What number of lines hold the word "start"? State that number and nothing besides.

---------- Data to process ----------

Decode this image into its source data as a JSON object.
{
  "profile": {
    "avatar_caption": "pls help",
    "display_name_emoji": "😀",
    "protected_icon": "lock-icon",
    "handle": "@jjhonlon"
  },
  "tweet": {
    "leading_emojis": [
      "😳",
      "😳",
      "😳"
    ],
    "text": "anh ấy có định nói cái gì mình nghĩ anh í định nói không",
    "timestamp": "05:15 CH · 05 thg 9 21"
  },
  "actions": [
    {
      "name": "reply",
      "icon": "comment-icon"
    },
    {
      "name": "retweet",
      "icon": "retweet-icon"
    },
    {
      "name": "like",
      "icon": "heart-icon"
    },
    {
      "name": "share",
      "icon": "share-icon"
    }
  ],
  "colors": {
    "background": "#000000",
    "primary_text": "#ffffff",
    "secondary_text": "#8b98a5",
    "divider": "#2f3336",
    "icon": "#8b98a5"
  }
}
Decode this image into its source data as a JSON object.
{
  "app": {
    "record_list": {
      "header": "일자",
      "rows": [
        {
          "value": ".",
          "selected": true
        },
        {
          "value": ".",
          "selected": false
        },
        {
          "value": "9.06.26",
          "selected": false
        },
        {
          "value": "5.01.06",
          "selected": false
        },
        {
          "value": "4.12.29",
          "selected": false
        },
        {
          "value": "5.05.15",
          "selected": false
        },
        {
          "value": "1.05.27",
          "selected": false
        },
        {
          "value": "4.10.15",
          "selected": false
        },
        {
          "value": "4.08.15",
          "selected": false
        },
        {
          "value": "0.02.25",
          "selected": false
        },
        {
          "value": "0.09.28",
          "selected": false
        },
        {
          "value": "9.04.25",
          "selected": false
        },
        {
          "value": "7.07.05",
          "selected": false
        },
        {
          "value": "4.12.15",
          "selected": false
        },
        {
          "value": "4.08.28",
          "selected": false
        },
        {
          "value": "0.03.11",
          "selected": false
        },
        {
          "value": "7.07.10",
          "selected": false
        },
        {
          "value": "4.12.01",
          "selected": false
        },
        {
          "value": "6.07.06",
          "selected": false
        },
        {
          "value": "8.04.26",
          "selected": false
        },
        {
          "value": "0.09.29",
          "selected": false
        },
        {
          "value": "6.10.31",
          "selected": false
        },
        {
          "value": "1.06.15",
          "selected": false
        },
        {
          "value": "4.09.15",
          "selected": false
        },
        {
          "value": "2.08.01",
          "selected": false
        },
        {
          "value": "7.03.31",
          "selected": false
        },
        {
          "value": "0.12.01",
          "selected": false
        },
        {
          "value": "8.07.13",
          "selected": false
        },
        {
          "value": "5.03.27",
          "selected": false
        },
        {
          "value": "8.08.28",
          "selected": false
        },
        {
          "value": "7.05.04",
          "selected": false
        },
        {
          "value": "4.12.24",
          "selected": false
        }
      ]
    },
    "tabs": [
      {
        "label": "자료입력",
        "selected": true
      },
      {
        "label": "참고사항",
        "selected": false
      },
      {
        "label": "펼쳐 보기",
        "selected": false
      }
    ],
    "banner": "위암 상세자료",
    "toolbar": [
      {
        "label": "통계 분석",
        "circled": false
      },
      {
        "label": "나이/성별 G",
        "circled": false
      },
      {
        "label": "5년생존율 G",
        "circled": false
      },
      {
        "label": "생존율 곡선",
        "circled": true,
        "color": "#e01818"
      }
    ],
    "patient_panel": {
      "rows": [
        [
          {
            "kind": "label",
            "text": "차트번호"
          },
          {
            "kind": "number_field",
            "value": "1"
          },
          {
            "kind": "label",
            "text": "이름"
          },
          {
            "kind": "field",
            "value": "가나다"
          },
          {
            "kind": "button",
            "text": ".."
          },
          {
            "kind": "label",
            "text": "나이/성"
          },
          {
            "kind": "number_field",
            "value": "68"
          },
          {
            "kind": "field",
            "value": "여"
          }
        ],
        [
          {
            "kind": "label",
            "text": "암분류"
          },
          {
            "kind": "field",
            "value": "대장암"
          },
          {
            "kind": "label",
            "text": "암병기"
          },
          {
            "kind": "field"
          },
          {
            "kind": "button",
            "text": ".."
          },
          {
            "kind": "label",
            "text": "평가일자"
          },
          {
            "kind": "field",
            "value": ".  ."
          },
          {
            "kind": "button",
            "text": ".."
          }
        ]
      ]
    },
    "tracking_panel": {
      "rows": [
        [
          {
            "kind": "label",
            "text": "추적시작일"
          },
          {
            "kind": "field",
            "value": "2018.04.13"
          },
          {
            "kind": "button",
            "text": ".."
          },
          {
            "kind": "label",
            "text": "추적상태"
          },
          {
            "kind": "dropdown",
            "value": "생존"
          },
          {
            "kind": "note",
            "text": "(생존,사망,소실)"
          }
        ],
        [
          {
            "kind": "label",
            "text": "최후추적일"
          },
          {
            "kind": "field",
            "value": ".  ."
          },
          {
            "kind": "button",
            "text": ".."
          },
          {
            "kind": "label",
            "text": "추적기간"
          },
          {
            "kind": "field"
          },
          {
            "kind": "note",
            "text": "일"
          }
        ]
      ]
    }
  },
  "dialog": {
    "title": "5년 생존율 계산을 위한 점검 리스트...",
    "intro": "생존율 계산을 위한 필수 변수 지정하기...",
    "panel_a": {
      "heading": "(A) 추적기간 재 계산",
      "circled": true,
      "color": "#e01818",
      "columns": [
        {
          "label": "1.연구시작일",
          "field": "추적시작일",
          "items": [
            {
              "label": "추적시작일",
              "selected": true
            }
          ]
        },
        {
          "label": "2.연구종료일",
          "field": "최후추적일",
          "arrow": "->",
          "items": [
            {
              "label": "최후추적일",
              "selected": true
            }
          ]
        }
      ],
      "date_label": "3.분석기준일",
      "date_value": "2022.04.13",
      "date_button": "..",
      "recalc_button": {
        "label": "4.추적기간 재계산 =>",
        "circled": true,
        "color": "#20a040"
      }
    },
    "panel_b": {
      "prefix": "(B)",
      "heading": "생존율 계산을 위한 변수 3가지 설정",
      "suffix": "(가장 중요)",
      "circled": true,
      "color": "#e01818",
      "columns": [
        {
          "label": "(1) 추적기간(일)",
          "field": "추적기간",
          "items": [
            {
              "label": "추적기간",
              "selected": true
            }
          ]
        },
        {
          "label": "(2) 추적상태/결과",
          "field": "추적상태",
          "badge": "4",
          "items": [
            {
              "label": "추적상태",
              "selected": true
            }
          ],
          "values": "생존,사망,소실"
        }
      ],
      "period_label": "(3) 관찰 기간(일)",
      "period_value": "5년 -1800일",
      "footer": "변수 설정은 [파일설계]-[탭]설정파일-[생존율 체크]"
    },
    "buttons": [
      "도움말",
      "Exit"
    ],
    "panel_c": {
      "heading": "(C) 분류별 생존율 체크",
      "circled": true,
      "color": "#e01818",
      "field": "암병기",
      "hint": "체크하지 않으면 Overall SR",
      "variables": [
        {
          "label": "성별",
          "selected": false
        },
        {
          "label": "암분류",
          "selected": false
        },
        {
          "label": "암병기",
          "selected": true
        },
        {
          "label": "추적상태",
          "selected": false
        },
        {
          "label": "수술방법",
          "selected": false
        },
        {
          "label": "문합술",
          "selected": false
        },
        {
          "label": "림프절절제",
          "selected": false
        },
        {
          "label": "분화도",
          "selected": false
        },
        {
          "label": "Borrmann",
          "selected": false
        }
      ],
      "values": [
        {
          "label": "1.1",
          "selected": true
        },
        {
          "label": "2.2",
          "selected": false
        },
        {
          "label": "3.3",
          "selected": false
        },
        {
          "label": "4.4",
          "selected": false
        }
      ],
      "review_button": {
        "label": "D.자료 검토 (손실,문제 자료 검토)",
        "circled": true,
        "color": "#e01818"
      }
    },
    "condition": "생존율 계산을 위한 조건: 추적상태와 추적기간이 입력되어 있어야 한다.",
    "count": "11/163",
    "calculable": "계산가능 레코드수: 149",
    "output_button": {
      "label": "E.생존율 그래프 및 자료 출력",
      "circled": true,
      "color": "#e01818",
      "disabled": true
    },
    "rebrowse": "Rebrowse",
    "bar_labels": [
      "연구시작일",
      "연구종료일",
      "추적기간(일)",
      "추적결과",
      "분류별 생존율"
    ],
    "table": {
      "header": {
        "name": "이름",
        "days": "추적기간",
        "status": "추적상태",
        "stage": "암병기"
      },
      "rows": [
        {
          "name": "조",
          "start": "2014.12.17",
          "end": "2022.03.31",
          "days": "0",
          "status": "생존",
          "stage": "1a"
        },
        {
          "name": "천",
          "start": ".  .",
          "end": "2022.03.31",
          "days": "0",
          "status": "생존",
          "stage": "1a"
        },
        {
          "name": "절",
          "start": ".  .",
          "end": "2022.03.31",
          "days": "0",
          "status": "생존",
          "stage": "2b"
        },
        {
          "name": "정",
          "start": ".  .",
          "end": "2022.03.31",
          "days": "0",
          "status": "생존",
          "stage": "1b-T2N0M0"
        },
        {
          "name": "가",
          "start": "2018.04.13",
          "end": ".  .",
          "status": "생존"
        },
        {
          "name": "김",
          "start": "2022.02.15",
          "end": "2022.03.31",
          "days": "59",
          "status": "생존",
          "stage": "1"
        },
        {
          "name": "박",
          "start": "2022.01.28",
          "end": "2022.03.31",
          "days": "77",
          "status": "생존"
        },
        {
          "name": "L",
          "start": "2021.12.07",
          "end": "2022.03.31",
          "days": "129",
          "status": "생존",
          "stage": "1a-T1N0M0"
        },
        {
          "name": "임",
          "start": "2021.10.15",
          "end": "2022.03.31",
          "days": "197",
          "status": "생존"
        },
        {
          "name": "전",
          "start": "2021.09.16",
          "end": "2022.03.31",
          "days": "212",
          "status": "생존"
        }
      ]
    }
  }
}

----------

Response to this task. 10